Your goal: Check each line for the string "structured". Give only the count of lines that have it.

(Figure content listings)
/---

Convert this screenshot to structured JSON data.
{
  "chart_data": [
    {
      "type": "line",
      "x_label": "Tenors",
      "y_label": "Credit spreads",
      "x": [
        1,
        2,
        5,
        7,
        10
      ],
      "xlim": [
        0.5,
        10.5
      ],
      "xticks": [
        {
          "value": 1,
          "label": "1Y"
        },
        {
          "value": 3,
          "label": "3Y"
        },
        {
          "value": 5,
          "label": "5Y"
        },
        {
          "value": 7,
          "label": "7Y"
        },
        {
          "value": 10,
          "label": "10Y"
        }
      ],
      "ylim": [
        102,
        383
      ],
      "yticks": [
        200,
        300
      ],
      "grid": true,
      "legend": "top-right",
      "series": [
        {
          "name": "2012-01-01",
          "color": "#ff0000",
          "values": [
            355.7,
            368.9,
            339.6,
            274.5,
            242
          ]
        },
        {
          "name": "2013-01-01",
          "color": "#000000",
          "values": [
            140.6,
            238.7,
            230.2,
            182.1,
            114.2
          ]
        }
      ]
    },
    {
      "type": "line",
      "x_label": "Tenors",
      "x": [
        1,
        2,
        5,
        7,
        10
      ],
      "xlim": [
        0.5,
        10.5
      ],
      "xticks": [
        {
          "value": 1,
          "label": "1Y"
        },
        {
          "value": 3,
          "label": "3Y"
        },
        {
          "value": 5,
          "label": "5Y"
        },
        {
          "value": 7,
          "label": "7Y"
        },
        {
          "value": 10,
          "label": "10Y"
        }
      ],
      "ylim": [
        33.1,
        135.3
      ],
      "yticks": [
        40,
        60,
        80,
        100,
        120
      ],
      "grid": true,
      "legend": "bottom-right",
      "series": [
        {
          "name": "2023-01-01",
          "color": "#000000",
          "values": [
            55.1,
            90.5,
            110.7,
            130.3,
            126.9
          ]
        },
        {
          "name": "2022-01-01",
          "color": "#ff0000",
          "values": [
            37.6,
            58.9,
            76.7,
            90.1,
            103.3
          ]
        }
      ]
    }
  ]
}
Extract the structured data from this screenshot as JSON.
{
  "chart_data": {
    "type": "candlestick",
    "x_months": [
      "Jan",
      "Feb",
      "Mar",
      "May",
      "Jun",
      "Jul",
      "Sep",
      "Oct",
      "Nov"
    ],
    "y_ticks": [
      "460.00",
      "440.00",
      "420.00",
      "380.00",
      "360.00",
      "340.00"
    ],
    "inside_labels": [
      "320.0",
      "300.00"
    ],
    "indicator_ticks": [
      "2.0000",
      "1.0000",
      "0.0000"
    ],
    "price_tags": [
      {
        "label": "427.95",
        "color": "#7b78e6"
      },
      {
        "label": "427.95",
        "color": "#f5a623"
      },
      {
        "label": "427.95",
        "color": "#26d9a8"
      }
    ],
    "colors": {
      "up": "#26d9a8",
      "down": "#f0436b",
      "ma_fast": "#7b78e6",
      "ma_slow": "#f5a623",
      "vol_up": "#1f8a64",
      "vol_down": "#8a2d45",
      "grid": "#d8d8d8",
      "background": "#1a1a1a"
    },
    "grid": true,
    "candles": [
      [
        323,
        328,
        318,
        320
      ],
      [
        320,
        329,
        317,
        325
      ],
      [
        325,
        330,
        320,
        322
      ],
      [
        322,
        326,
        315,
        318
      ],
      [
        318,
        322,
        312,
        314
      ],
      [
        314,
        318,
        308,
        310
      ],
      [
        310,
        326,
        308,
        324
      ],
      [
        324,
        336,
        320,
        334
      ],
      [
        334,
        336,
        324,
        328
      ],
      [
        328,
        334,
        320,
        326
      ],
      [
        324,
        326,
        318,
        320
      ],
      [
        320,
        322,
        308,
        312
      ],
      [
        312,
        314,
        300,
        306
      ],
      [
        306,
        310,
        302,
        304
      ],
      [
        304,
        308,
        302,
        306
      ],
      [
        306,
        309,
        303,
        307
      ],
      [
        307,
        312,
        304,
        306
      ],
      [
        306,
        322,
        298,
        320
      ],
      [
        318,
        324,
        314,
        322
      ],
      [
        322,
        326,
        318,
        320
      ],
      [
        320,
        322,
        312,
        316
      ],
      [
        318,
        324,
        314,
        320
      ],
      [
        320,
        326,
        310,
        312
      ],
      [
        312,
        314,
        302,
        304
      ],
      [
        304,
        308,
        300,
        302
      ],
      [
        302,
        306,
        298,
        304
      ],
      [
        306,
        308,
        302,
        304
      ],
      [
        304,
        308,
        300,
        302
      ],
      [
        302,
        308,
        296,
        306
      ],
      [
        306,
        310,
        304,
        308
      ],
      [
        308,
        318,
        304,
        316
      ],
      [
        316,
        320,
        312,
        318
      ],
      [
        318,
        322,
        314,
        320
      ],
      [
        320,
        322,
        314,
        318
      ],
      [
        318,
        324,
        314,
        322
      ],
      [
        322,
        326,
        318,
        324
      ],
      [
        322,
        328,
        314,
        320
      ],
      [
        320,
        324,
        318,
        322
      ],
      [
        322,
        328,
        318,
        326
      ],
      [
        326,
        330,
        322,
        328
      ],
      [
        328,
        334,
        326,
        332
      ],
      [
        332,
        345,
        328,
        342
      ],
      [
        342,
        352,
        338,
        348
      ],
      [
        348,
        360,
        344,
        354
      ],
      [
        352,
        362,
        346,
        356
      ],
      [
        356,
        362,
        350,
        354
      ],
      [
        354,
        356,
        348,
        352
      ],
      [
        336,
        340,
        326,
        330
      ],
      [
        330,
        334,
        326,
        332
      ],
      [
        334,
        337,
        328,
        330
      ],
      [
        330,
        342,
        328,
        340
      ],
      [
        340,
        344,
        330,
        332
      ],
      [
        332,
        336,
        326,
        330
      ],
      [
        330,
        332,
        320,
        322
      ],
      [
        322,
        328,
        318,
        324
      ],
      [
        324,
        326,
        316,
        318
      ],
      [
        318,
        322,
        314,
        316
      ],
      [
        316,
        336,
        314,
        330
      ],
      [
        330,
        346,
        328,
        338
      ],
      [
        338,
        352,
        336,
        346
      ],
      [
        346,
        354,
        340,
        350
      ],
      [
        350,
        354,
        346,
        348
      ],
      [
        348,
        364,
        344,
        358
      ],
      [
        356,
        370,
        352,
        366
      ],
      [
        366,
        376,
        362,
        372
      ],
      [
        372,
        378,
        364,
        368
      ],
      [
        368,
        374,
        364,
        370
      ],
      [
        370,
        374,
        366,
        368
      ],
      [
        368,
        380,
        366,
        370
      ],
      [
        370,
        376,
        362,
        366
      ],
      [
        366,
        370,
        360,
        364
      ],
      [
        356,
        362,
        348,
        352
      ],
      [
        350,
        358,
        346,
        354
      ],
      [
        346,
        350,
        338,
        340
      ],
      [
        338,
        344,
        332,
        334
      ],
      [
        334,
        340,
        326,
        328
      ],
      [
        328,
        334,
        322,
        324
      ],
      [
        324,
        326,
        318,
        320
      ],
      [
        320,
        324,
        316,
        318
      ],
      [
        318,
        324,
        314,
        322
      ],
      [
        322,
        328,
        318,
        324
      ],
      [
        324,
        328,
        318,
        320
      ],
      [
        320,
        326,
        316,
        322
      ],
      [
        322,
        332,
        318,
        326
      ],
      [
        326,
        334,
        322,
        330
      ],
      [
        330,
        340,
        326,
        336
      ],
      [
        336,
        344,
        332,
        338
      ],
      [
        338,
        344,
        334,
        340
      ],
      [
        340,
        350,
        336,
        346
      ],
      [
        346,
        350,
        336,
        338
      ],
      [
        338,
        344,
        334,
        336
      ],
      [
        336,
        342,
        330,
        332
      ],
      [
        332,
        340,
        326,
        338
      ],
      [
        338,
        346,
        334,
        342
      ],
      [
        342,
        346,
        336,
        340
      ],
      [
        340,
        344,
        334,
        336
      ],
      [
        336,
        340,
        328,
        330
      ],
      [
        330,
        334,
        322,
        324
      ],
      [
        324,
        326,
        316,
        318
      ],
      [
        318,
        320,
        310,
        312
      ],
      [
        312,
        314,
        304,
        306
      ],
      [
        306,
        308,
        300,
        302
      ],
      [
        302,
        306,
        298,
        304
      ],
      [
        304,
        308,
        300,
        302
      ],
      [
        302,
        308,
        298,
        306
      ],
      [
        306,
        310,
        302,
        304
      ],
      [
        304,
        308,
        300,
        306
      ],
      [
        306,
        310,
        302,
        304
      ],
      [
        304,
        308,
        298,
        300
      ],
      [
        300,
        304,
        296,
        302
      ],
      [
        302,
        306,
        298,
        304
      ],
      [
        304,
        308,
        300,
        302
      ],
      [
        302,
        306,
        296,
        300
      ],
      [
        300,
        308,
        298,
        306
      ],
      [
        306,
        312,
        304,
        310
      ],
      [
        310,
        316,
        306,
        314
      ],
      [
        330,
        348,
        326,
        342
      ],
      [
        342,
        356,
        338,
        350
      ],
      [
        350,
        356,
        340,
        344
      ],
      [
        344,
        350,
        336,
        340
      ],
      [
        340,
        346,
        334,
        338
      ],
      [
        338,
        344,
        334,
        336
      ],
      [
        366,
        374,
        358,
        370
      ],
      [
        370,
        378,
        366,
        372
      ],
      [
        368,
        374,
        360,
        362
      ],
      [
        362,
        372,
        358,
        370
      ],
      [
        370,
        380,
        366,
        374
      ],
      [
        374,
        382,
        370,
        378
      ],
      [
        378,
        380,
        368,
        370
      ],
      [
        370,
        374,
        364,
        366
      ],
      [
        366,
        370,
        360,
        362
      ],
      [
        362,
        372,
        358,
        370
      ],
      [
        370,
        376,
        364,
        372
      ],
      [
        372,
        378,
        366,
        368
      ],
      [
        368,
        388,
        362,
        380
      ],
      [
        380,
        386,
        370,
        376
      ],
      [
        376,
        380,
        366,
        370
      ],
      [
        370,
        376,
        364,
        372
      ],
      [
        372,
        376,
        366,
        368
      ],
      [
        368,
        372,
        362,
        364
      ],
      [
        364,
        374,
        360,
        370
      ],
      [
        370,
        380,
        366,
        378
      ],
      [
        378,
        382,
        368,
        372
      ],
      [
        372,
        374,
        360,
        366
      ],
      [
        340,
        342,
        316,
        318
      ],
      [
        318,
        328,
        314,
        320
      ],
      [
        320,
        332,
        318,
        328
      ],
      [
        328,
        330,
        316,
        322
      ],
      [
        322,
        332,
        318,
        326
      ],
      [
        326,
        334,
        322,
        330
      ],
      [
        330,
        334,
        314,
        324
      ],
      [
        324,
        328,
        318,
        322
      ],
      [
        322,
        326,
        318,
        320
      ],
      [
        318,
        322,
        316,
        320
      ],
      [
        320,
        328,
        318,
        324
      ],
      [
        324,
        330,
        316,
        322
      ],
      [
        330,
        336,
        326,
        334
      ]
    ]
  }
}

\---

Response to this task: 2